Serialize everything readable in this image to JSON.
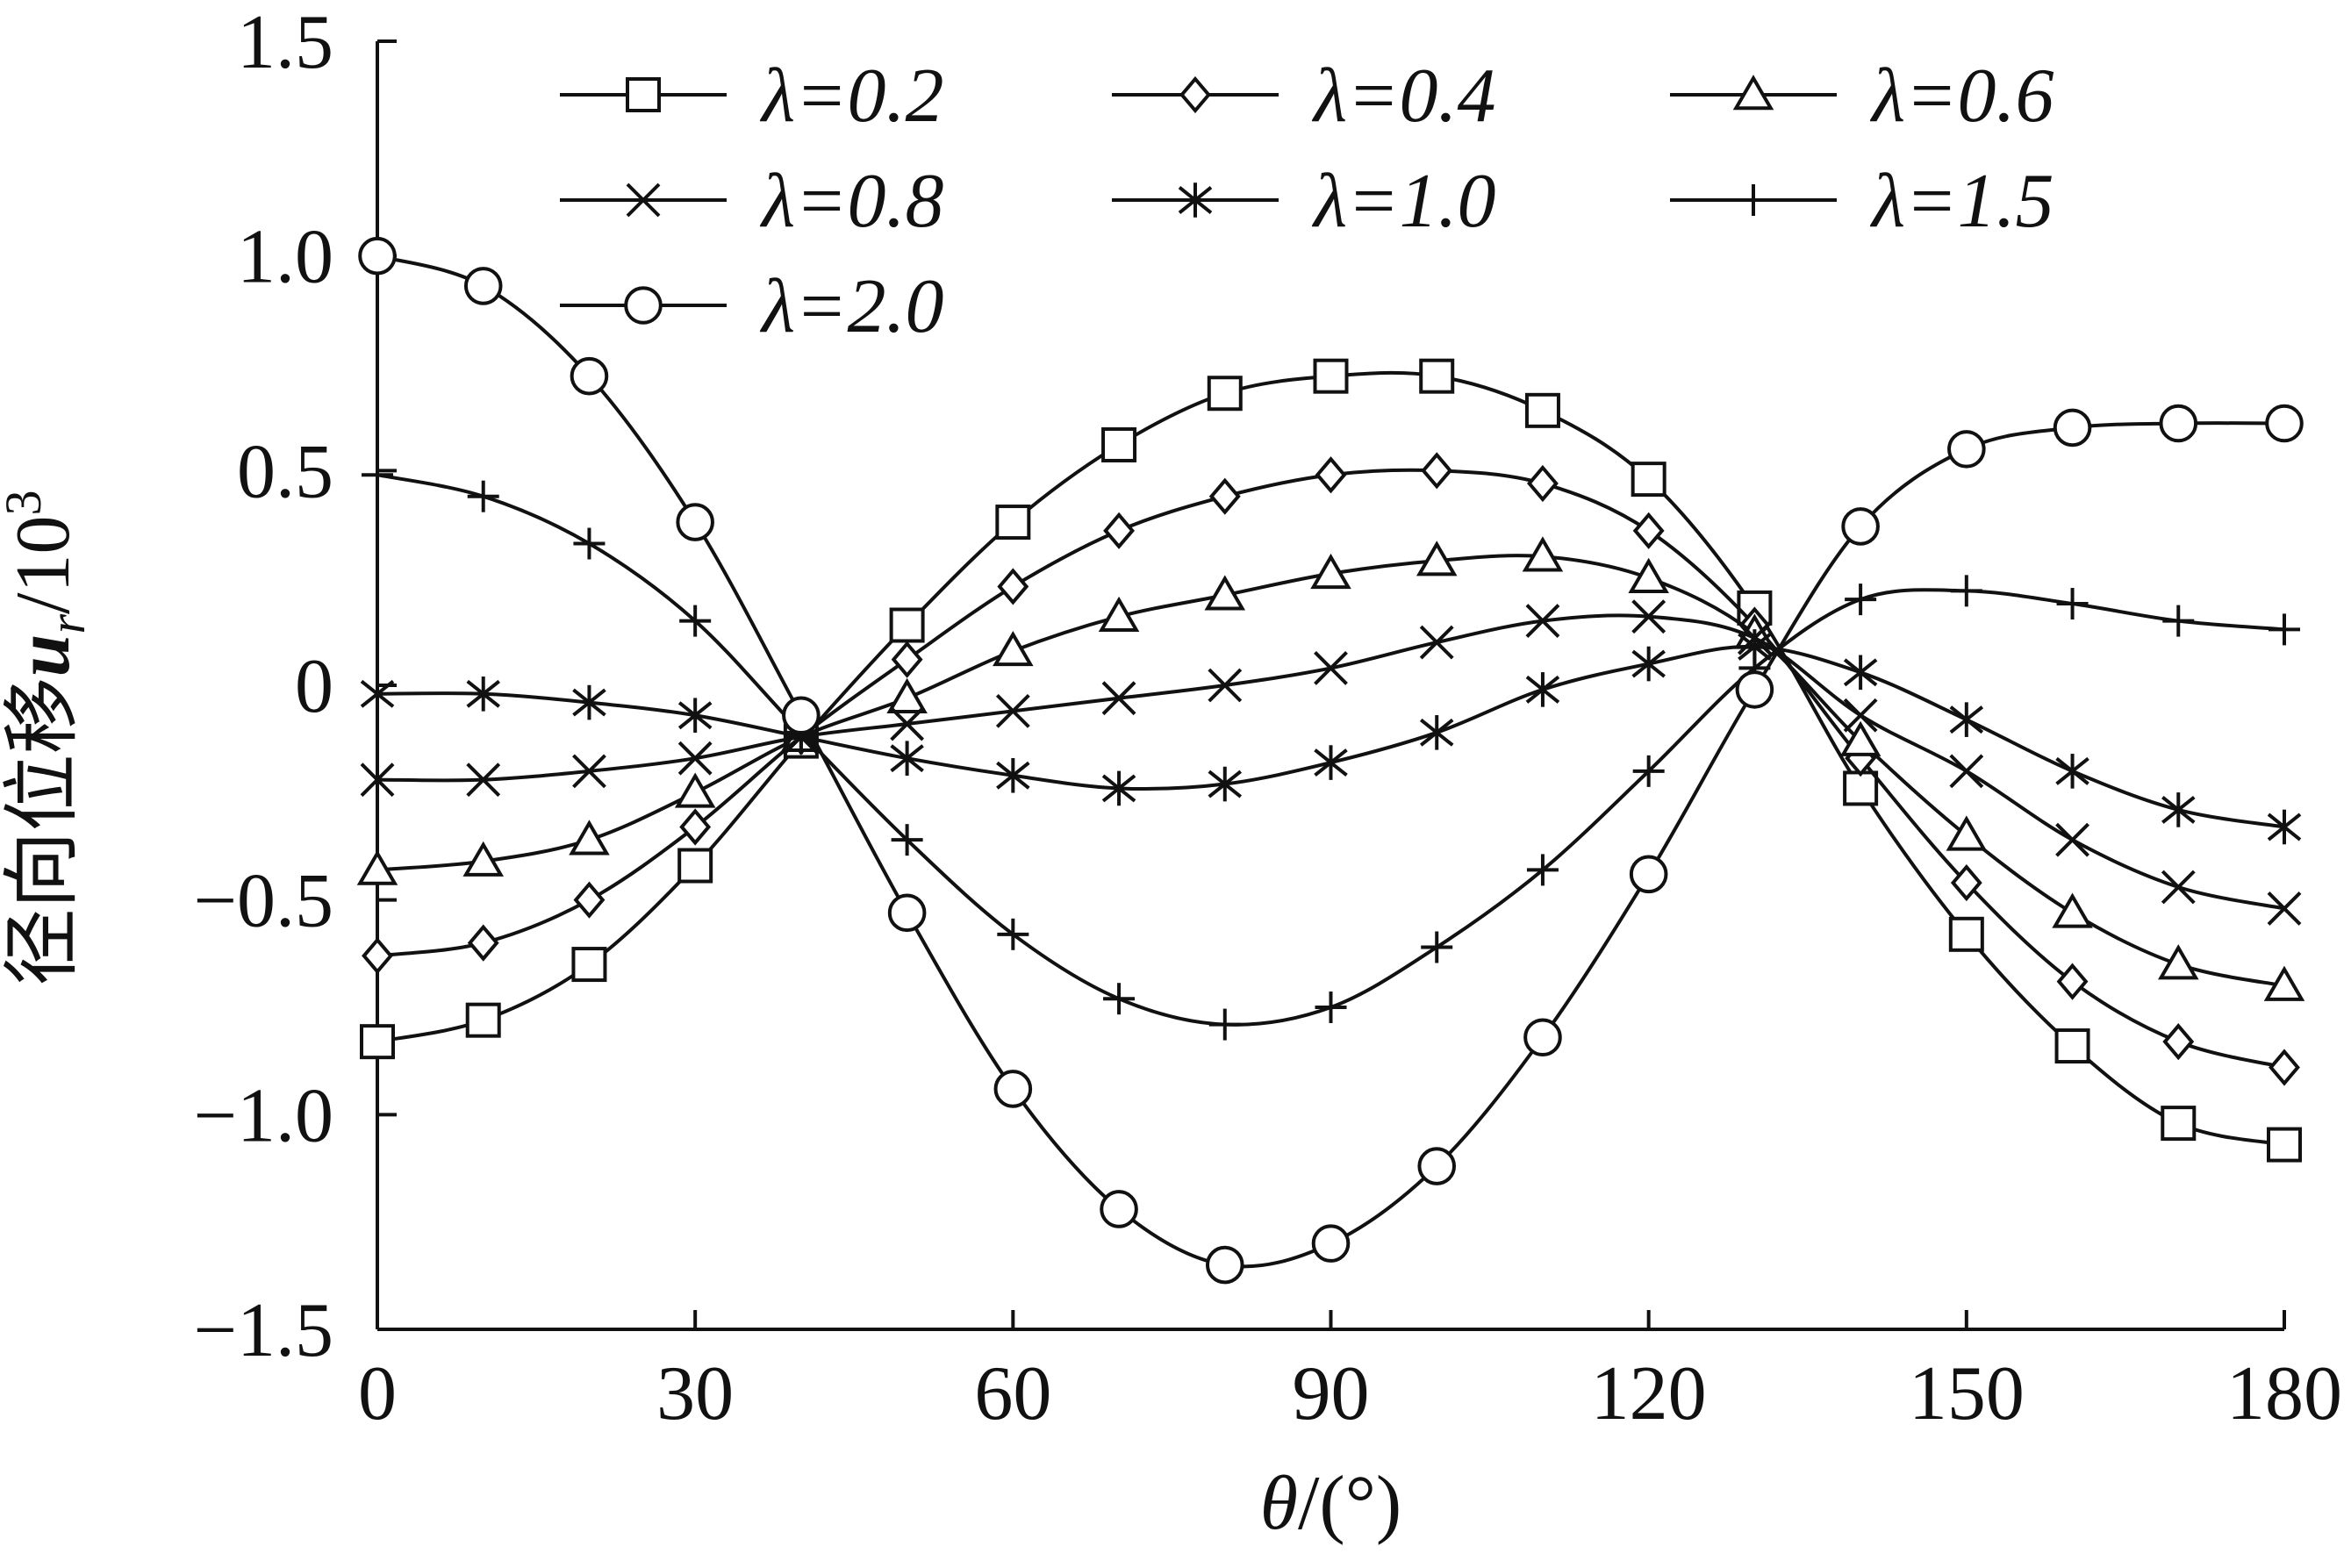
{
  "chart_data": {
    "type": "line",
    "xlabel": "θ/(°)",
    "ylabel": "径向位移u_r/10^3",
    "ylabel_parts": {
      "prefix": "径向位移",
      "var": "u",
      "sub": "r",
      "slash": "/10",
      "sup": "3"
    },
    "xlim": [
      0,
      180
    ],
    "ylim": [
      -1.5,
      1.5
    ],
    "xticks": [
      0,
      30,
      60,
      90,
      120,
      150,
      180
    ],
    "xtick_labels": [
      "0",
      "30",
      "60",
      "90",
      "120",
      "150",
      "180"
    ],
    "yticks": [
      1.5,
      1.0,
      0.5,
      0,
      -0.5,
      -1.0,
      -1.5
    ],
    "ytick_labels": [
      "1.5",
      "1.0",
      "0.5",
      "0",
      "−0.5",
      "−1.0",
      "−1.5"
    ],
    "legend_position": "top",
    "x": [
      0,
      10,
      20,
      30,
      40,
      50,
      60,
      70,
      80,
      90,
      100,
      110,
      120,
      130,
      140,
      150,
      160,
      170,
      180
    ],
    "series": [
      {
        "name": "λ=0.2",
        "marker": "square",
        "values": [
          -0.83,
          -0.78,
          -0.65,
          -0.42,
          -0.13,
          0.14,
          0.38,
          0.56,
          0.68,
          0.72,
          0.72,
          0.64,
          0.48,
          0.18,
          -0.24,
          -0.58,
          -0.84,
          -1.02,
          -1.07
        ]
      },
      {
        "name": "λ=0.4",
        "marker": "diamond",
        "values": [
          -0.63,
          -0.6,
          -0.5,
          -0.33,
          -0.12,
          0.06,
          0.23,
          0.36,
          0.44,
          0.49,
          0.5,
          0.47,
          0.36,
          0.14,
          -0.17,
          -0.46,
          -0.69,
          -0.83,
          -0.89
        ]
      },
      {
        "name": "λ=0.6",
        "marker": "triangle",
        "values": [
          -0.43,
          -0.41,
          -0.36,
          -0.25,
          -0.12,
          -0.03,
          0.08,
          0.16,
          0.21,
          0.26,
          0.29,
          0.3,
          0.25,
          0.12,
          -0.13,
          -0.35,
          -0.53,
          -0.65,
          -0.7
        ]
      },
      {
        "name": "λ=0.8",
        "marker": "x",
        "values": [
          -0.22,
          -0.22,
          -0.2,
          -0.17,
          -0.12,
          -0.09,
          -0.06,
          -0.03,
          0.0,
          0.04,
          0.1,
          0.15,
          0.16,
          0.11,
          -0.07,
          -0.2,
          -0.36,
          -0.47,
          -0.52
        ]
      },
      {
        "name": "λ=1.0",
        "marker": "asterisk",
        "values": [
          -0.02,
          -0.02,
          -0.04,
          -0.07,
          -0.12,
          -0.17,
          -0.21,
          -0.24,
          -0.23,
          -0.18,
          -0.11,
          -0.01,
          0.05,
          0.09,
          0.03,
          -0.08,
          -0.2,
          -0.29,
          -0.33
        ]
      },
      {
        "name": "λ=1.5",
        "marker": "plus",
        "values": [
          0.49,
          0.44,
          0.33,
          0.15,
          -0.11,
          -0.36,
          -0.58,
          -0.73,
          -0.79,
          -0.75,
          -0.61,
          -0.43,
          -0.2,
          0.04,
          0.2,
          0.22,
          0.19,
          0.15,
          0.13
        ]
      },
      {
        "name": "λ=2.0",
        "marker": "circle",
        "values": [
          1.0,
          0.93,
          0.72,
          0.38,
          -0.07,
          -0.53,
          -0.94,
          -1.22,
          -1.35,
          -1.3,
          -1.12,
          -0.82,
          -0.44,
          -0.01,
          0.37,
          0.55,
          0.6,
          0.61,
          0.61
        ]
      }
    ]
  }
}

_____

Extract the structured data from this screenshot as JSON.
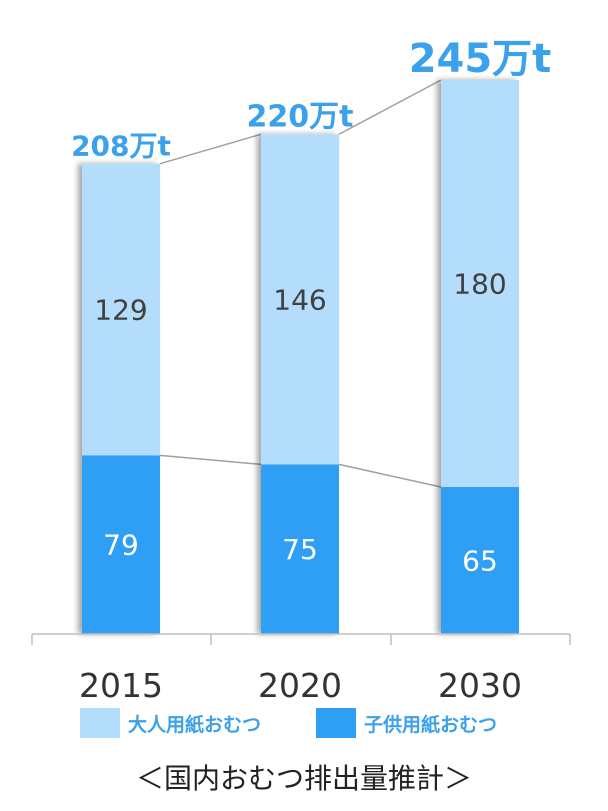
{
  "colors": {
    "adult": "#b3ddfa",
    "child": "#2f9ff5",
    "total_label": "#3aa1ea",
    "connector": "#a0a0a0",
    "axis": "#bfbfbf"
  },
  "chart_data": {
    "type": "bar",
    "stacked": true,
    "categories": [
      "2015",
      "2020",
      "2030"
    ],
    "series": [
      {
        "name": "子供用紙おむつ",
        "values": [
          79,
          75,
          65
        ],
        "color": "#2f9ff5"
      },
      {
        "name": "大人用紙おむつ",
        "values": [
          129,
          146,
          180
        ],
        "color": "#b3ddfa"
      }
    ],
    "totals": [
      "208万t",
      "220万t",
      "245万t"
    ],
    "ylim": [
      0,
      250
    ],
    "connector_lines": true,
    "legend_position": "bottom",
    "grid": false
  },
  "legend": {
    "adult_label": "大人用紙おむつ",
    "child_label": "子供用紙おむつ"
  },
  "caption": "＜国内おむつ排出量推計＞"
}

_____

=== Exercise prompt ===
Find and copy every line in the entries above where the string "marker" occurs.

=== Task response ===
        "marker": "square",
        "marker": "diamond",
        "marker": "triangle",
        "marker": "x",
        "marker": "asterisk",
        "marker": "plus",
        "marker": "circle",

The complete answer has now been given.